Requirements =
Write out, unchanged, the lines from the one holding "Output a JSON" to the close of the listing. Both the first and last lines belong in it.

Dataset extract =
◆ ◆ ◆

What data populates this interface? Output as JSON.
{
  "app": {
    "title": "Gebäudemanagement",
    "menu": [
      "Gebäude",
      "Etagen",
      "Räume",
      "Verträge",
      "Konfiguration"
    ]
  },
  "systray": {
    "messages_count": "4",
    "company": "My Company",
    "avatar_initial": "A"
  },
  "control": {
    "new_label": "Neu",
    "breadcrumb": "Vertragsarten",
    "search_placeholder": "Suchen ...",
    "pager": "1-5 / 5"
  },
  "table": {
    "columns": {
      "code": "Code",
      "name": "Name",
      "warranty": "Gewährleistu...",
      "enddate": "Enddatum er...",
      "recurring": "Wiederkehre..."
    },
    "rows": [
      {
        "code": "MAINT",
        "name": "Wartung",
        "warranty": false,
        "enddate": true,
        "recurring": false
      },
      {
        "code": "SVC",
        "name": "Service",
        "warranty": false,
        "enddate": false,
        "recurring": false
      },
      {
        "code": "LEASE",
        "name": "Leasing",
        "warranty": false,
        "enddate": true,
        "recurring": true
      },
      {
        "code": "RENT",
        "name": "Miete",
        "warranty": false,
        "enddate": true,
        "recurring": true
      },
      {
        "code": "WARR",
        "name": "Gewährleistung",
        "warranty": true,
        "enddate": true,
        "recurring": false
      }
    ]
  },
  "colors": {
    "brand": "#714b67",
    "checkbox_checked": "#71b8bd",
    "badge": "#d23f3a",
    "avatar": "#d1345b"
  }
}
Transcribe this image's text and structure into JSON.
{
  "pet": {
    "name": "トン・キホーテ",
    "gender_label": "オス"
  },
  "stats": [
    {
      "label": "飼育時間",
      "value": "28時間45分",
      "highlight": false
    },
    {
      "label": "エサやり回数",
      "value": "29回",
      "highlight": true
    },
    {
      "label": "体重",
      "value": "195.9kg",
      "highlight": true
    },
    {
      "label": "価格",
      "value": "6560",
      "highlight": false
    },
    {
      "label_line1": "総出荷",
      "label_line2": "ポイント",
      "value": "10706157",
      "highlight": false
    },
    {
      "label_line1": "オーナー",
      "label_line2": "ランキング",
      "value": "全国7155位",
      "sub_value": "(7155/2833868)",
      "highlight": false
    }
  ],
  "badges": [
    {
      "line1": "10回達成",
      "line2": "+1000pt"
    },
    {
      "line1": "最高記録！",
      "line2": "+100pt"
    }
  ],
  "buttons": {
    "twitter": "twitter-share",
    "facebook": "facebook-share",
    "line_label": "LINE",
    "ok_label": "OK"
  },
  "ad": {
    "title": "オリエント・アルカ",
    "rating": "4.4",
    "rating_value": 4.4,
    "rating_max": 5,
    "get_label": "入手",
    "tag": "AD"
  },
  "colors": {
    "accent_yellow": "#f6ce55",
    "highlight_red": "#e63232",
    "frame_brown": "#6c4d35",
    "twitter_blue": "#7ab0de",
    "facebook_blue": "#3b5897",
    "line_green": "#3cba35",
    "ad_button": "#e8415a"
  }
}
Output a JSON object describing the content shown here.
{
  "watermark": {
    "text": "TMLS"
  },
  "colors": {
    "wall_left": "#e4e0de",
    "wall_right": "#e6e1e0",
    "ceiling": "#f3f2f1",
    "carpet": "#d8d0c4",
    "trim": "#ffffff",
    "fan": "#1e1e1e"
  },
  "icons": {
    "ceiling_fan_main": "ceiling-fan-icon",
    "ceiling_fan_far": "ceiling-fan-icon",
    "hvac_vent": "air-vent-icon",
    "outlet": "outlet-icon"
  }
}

◆ ◆ ◆

Solution below =
Output a JSON object describing the content shown here.
{
  "watermark": {
    "text": "TMLS"
  },
  "colors": {
    "wall_left": "#e4e0de",
    "wall_right": "#e6e1e0",
    "ceiling": "#f3f2f1",
    "carpet": "#d8d0c4",
    "trim": "#ffffff",
    "fan": "#1e1e1e"
  },
  "icons": {
    "ceiling_fan_main": "ceiling-fan-icon",
    "ceiling_fan_far": "ceiling-fan-icon",
    "hvac_vent": "air-vent-icon",
    "outlet": "outlet-icon"
  }
}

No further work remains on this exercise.